* _Job_
Leave the pictures out, and retype all of the material exactly as written.

(Excerpt from a dataset)
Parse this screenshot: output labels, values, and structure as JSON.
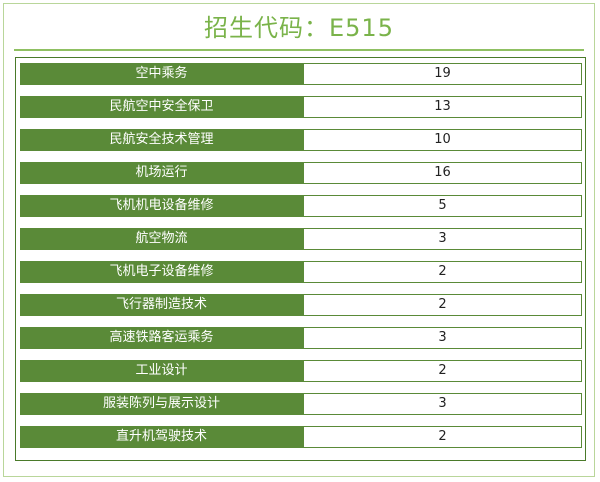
{
  "title": "招生代码：E515",
  "rows": [
    {
      "name": "空中乘务",
      "count": "19"
    },
    {
      "name": "民航空中安全保卫",
      "count": "13"
    },
    {
      "name": "民航安全技术管理",
      "count": "10"
    },
    {
      "name": "机场运行",
      "count": "16"
    },
    {
      "name": "飞机机电设备维修",
      "count": "5"
    },
    {
      "name": "航空物流",
      "count": "3"
    },
    {
      "name": "飞机电子设备维修",
      "count": "2"
    },
    {
      "name": "飞行器制造技术",
      "count": "2"
    },
    {
      "name": "高速铁路客运乘务",
      "count": "3"
    },
    {
      "name": "工业设计",
      "count": "2"
    },
    {
      "name": "服装陈列与展示设计",
      "count": "3"
    },
    {
      "name": "直升机驾驶技术",
      "count": "2"
    }
  ],
  "colors": {
    "title": "#7ab34a",
    "rule": "#8fc062",
    "name_cell": "#5a8a38",
    "border": "#4a7a2a"
  }
}
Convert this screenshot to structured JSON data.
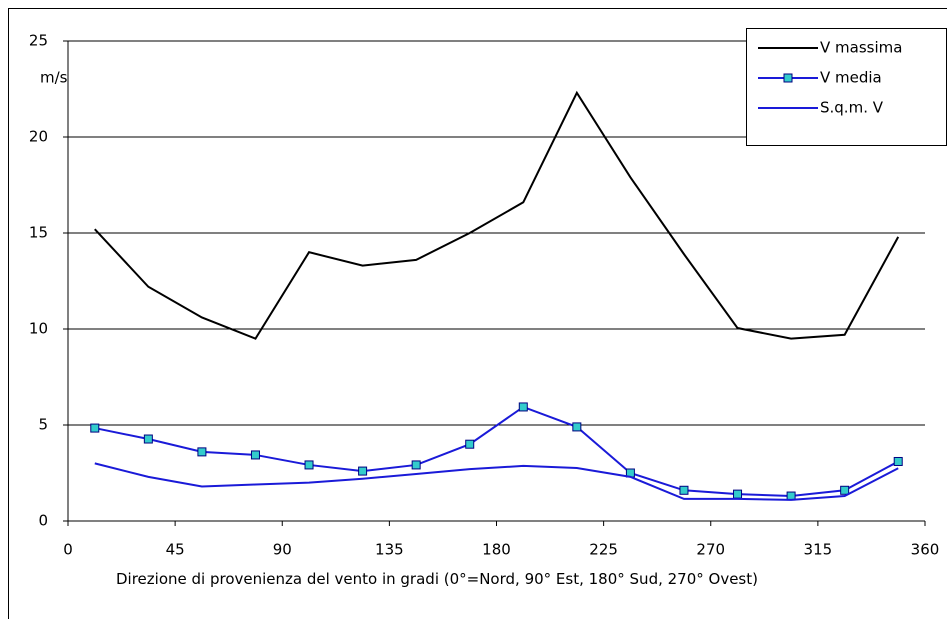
{
  "chart_data": {
    "type": "line",
    "x_label": "Direzione di provenienza del vento in gradi (0°=Nord, 90° Est, 180° Sud, 270° Ovest)",
    "y_label": "m/s",
    "x": [
      11.25,
      33.75,
      56.25,
      78.75,
      101.25,
      123.75,
      146.25,
      168.75,
      191.25,
      213.75,
      236.25,
      258.75,
      281.25,
      303.75,
      326.25,
      348.75
    ],
    "series": [
      {
        "name": "V massima",
        "color": "#000000",
        "marker": "none",
        "values": [
          15.2,
          12.2,
          10.6,
          9.5,
          14.0,
          13.3,
          13.6,
          15.0,
          16.6,
          22.3,
          17.9,
          13.9,
          10.05,
          9.5,
          9.7,
          14.8
        ]
      },
      {
        "name": "V media",
        "color": "#1a1ad8",
        "marker": "square",
        "marker_color": "#33cccc",
        "values": [
          4.84,
          4.27,
          3.6,
          3.44,
          2.92,
          2.6,
          2.92,
          4.0,
          5.94,
          4.9,
          2.5,
          1.6,
          1.4,
          1.3,
          1.6,
          3.1
        ]
      },
      {
        "name": "S.q.m. V",
        "color": "#1a1ad8",
        "marker": "none",
        "values": [
          3.0,
          2.3,
          1.8,
          1.9,
          2.0,
          2.2,
          2.45,
          2.7,
          2.87,
          2.76,
          2.3,
          1.15,
          1.15,
          1.1,
          1.3,
          2.75
        ]
      }
    ],
    "xlim": [
      0,
      360
    ],
    "xticks": [
      0,
      45,
      90,
      135,
      180,
      225,
      270,
      315,
      360
    ],
    "ylim": [
      0,
      25
    ],
    "yticks": [
      0,
      5,
      10,
      15,
      20,
      25
    ],
    "grid": true,
    "legend": "upper right"
  }
}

* _Solution below_
Parse this screenshot: output labels, values, and structure as JSON.
{
  "title": "招生代码：E515",
  "rows": [
    {
      "name": "空中乘务",
      "count": "19"
    },
    {
      "name": "民航空中安全保卫",
      "count": "13"
    },
    {
      "name": "民航安全技术管理",
      "count": "10"
    },
    {
      "name": "机场运行",
      "count": "16"
    },
    {
      "name": "飞机机电设备维修",
      "count": "5"
    },
    {
      "name": "航空物流",
      "count": "3"
    },
    {
      "name": "飞机电子设备维修",
      "count": "2"
    },
    {
      "name": "飞行器制造技术",
      "count": "2"
    },
    {
      "name": "高速铁路客运乘务",
      "count": "3"
    },
    {
      "name": "工业设计",
      "count": "2"
    },
    {
      "name": "服装陈列与展示设计",
      "count": "3"
    },
    {
      "name": "直升机驾驶技术",
      "count": "2"
    }
  ],
  "colors": {
    "title": "#7ab34a",
    "rule": "#8fc062",
    "name_cell": "#5a8a38",
    "border": "#4a7a2a"
  }
}
Convert this screenshot to structured JSON data.
{
  "chart_data": {
    "type": "line",
    "x_label": "Direzione di provenienza del vento in gradi (0°=Nord, 90° Est, 180° Sud, 270° Ovest)",
    "y_label": "m/s",
    "x": [
      11.25,
      33.75,
      56.25,
      78.75,
      101.25,
      123.75,
      146.25,
      168.75,
      191.25,
      213.75,
      236.25,
      258.75,
      281.25,
      303.75,
      326.25,
      348.75
    ],
    "series": [
      {
        "name": "V massima",
        "color": "#000000",
        "marker": "none",
        "values": [
          15.2,
          12.2,
          10.6,
          9.5,
          14.0,
          13.3,
          13.6,
          15.0,
          16.6,
          22.3,
          17.9,
          13.9,
          10.05,
          9.5,
          9.7,
          14.8
        ]
      },
      {
        "name": "V media",
        "color": "#1a1ad8",
        "marker": "square",
        "marker_color": "#33cccc",
        "values": [
          4.84,
          4.27,
          3.6,
          3.44,
          2.92,
          2.6,
          2.92,
          4.0,
          5.94,
          4.9,
          2.5,
          1.6,
          1.4,
          1.3,
          1.6,
          3.1
        ]
      },
      {
        "name": "S.q.m. V",
        "color": "#1a1ad8",
        "marker": "none",
        "values": [
          3.0,
          2.3,
          1.8,
          1.9,
          2.0,
          2.2,
          2.45,
          2.7,
          2.87,
          2.76,
          2.3,
          1.15,
          1.15,
          1.1,
          1.3,
          2.75
        ]
      }
    ],
    "xlim": [
      0,
      360
    ],
    "xticks": [
      0,
      45,
      90,
      135,
      180,
      225,
      270,
      315,
      360
    ],
    "ylim": [
      0,
      25
    ],
    "yticks": [
      0,
      5,
      10,
      15,
      20,
      25
    ],
    "grid": true,
    "legend": "upper right"
  }
}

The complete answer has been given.